Dataset excerpt:
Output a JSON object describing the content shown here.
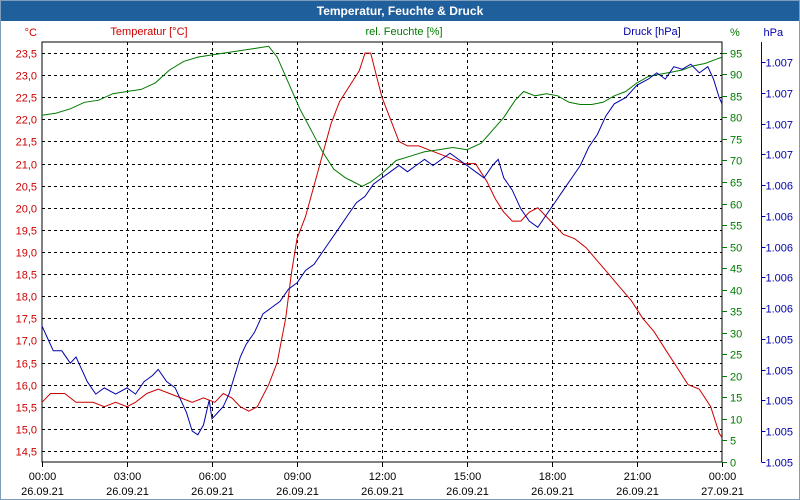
{
  "window": {
    "title": "Temperatur, Feuchte & Druck"
  },
  "colors": {
    "temperature": "#cc0000",
    "humidity": "#007a00",
    "pressure": "#0000aa",
    "grid": "#000000",
    "frame": "#1f5f9c"
  },
  "chart_data": {
    "type": "line",
    "title": "Temperatur, Feuchte & Druck",
    "grid": true,
    "x_ticks": [
      {
        "time": "00:00",
        "date": "26.09.21"
      },
      {
        "time": "03:00",
        "date": "26.09.21"
      },
      {
        "time": "06:00",
        "date": "26.09.21"
      },
      {
        "time": "09:00",
        "date": "26.09.21"
      },
      {
        "time": "12:00",
        "date": "26.09.21"
      },
      {
        "time": "15:00",
        "date": "26.09.21"
      },
      {
        "time": "18:00",
        "date": "26.09.21"
      },
      {
        "time": "21:00",
        "date": "26.09.21"
      },
      {
        "time": "00:00",
        "date": "27.09.21"
      }
    ],
    "xlim": [
      0,
      24
    ],
    "axes": {
      "temperature": {
        "label": "Temperatur [°C]",
        "unit": "°C",
        "ylim": [
          14.25,
          23.75
        ],
        "ticks": [
          "14,5",
          "15,0",
          "15,5",
          "16,0",
          "16,5",
          "17,0",
          "17,5",
          "18,0",
          "18,5",
          "19,0",
          "19,5",
          "20,0",
          "20,5",
          "21,0",
          "21,5",
          "22,0",
          "22,5",
          "23,0",
          "23,5"
        ]
      },
      "humidity": {
        "label": "rel. Feuchte [%]",
        "unit": "%",
        "ylim": [
          0,
          97.5
        ],
        "ticks": [
          "0",
          "5",
          "10",
          "15",
          "20",
          "25",
          "30",
          "35",
          "40",
          "45",
          "50",
          "55",
          "60",
          "65",
          "70",
          "75",
          "80",
          "85",
          "90",
          "95"
        ]
      },
      "pressure": {
        "label": "Druck [hPa]",
        "unit": "hPa",
        "ylim": [
          1004.5,
          1007.9
        ],
        "ticks": [
          "1.005",
          "1.005",
          "1.005",
          "1.005",
          "1.005",
          "1.006",
          "1.006",
          "1.006",
          "1.006",
          "1.006",
          "1.007",
          "1.007",
          "1.007",
          "1.007"
        ]
      }
    },
    "series": [
      {
        "name": "Temperatur",
        "axis": "temperature",
        "color": "#cc0000",
        "points": [
          [
            0,
            15.6
          ],
          [
            0.3,
            15.8
          ],
          [
            0.8,
            15.8
          ],
          [
            1.2,
            15.6
          ],
          [
            1.8,
            15.6
          ],
          [
            2.2,
            15.5
          ],
          [
            2.6,
            15.6
          ],
          [
            3,
            15.5
          ],
          [
            3.3,
            15.6
          ],
          [
            3.7,
            15.8
          ],
          [
            4.1,
            15.9
          ],
          [
            4.5,
            15.8
          ],
          [
            4.9,
            15.7
          ],
          [
            5.3,
            15.6
          ],
          [
            5.7,
            15.7
          ],
          [
            6.1,
            15.6
          ],
          [
            6.4,
            15.8
          ],
          [
            6.7,
            15.7
          ],
          [
            7.0,
            15.5
          ],
          [
            7.3,
            15.4
          ],
          [
            7.6,
            15.5
          ],
          [
            8.0,
            16.0
          ],
          [
            8.3,
            16.5
          ],
          [
            8.6,
            17.5
          ],
          [
            8.8,
            18.5
          ],
          [
            9.0,
            19.3
          ],
          [
            9.3,
            19.8
          ],
          [
            9.6,
            20.5
          ],
          [
            9.9,
            21.2
          ],
          [
            10.2,
            21.9
          ],
          [
            10.5,
            22.4
          ],
          [
            10.9,
            22.8
          ],
          [
            11.2,
            23.1
          ],
          [
            11.4,
            23.5
          ],
          [
            11.6,
            23.5
          ],
          [
            11.8,
            23.0
          ],
          [
            12.0,
            22.5
          ],
          [
            12.3,
            22.0
          ],
          [
            12.6,
            21.5
          ],
          [
            12.9,
            21.4
          ],
          [
            13.3,
            21.4
          ],
          [
            13.7,
            21.3
          ],
          [
            14.1,
            21.2
          ],
          [
            14.5,
            21.1
          ],
          [
            14.9,
            21.0
          ],
          [
            15.3,
            21.0
          ],
          [
            15.7,
            20.6
          ],
          [
            16.0,
            20.2
          ],
          [
            16.3,
            19.9
          ],
          [
            16.6,
            19.7
          ],
          [
            16.9,
            19.7
          ],
          [
            17.2,
            19.9
          ],
          [
            17.5,
            20.0
          ],
          [
            17.8,
            19.8
          ],
          [
            18.1,
            19.6
          ],
          [
            18.4,
            19.4
          ],
          [
            18.8,
            19.3
          ],
          [
            19.2,
            19.1
          ],
          [
            19.6,
            18.8
          ],
          [
            20.0,
            18.5
          ],
          [
            20.4,
            18.2
          ],
          [
            20.8,
            17.9
          ],
          [
            21.2,
            17.5
          ],
          [
            21.6,
            17.2
          ],
          [
            22.0,
            16.8
          ],
          [
            22.4,
            16.4
          ],
          [
            22.8,
            16.0
          ],
          [
            23.2,
            15.9
          ],
          [
            23.6,
            15.5
          ],
          [
            23.9,
            14.9
          ],
          [
            24.0,
            14.8
          ]
        ]
      },
      {
        "name": "rel. Feuchte",
        "axis": "humidity",
        "color": "#007a00",
        "points": [
          [
            0,
            80.5
          ],
          [
            0.5,
            81
          ],
          [
            1.0,
            82
          ],
          [
            1.5,
            83.5
          ],
          [
            2.0,
            84
          ],
          [
            2.5,
            85.5
          ],
          [
            3.0,
            86
          ],
          [
            3.5,
            86.5
          ],
          [
            4.0,
            88
          ],
          [
            4.5,
            91
          ],
          [
            5.0,
            93
          ],
          [
            5.5,
            94
          ],
          [
            6.0,
            94.5
          ],
          [
            6.5,
            95
          ],
          [
            7.0,
            95.5
          ],
          [
            7.5,
            96
          ],
          [
            8.0,
            96.5
          ],
          [
            8.3,
            94
          ],
          [
            8.7,
            88
          ],
          [
            9.1,
            82
          ],
          [
            9.5,
            77
          ],
          [
            9.9,
            72
          ],
          [
            10.3,
            68
          ],
          [
            10.7,
            66
          ],
          [
            11.0,
            65
          ],
          [
            11.3,
            64
          ],
          [
            11.6,
            65
          ],
          [
            12.0,
            67
          ],
          [
            12.5,
            70
          ],
          [
            13.0,
            71
          ],
          [
            13.5,
            72
          ],
          [
            14.0,
            72.5
          ],
          [
            14.5,
            73
          ],
          [
            15.0,
            72.5
          ],
          [
            15.5,
            74
          ],
          [
            15.9,
            77
          ],
          [
            16.3,
            80
          ],
          [
            16.7,
            84
          ],
          [
            17.0,
            86
          ],
          [
            17.4,
            85
          ],
          [
            17.8,
            85.5
          ],
          [
            18.2,
            85
          ],
          [
            18.6,
            83.5
          ],
          [
            19.0,
            83
          ],
          [
            19.4,
            83
          ],
          [
            19.8,
            83.5
          ],
          [
            20.2,
            85
          ],
          [
            20.6,
            86
          ],
          [
            21.0,
            88
          ],
          [
            21.4,
            89.5
          ],
          [
            21.8,
            90
          ],
          [
            22.2,
            90.5
          ],
          [
            22.6,
            91
          ],
          [
            23.0,
            92
          ],
          [
            23.4,
            92.5
          ],
          [
            23.8,
            93.5
          ],
          [
            24.0,
            94
          ]
        ]
      },
      {
        "name": "Druck",
        "axis": "pressure",
        "color": "#0000aa",
        "points": [
          [
            0,
            1005.6
          ],
          [
            0.2,
            1005.5
          ],
          [
            0.4,
            1005.4
          ],
          [
            0.7,
            1005.4
          ],
          [
            1.0,
            1005.3
          ],
          [
            1.2,
            1005.35
          ],
          [
            1.4,
            1005.25
          ],
          [
            1.6,
            1005.15
          ],
          [
            1.9,
            1005.05
          ],
          [
            2.2,
            1005.1
          ],
          [
            2.6,
            1005.05
          ],
          [
            3.0,
            1005.1
          ],
          [
            3.3,
            1005.05
          ],
          [
            3.6,
            1005.15
          ],
          [
            3.9,
            1005.2
          ],
          [
            4.1,
            1005.25
          ],
          [
            4.4,
            1005.15
          ],
          [
            4.7,
            1005.1
          ],
          [
            4.9,
            1005.0
          ],
          [
            5.1,
            1004.9
          ],
          [
            5.3,
            1004.75
          ],
          [
            5.5,
            1004.72
          ],
          [
            5.7,
            1004.8
          ],
          [
            5.9,
            1005.0
          ],
          [
            6.0,
            1004.85
          ],
          [
            6.2,
            1004.9
          ],
          [
            6.4,
            1004.95
          ],
          [
            6.6,
            1005.05
          ],
          [
            6.8,
            1005.2
          ],
          [
            7.0,
            1005.35
          ],
          [
            7.2,
            1005.45
          ],
          [
            7.5,
            1005.55
          ],
          [
            7.8,
            1005.7
          ],
          [
            8.1,
            1005.75
          ],
          [
            8.4,
            1005.8
          ],
          [
            8.7,
            1005.9
          ],
          [
            9.0,
            1005.95
          ],
          [
            9.3,
            1006.05
          ],
          [
            9.6,
            1006.1
          ],
          [
            9.9,
            1006.2
          ],
          [
            10.2,
            1006.3
          ],
          [
            10.5,
            1006.4
          ],
          [
            10.8,
            1006.5
          ],
          [
            11.1,
            1006.6
          ],
          [
            11.4,
            1006.65
          ],
          [
            11.7,
            1006.75
          ],
          [
            12.0,
            1006.8
          ],
          [
            12.3,
            1006.85
          ],
          [
            12.6,
            1006.9
          ],
          [
            12.9,
            1006.85
          ],
          [
            13.2,
            1006.9
          ],
          [
            13.5,
            1006.95
          ],
          [
            13.8,
            1006.9
          ],
          [
            14.1,
            1006.95
          ],
          [
            14.4,
            1007.0
          ],
          [
            14.7,
            1006.95
          ],
          [
            15.0,
            1006.9
          ],
          [
            15.3,
            1006.85
          ],
          [
            15.6,
            1006.8
          ],
          [
            15.9,
            1006.9
          ],
          [
            16.1,
            1006.95
          ],
          [
            16.3,
            1006.8
          ],
          [
            16.6,
            1006.7
          ],
          [
            16.9,
            1006.55
          ],
          [
            17.2,
            1006.45
          ],
          [
            17.5,
            1006.4
          ],
          [
            17.8,
            1006.5
          ],
          [
            18.1,
            1006.6
          ],
          [
            18.4,
            1006.7
          ],
          [
            18.7,
            1006.8
          ],
          [
            19.0,
            1006.9
          ],
          [
            19.3,
            1007.05
          ],
          [
            19.6,
            1007.15
          ],
          [
            19.9,
            1007.3
          ],
          [
            20.2,
            1007.4
          ],
          [
            20.6,
            1007.45
          ],
          [
            21.0,
            1007.55
          ],
          [
            21.4,
            1007.6
          ],
          [
            21.7,
            1007.65
          ],
          [
            22.0,
            1007.6
          ],
          [
            22.3,
            1007.7
          ],
          [
            22.6,
            1007.68
          ],
          [
            22.9,
            1007.72
          ],
          [
            23.2,
            1007.65
          ],
          [
            23.5,
            1007.7
          ],
          [
            23.7,
            1007.6
          ],
          [
            23.9,
            1007.45
          ],
          [
            24.0,
            1007.4
          ]
        ]
      }
    ]
  }
}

**What needs to be done:**
Scan the entries above for the word "pressure" and collect each line holding it.

**Written solution:**
    "pressure": "#0000aa",
      "pressure": {
        "axis": "pressure",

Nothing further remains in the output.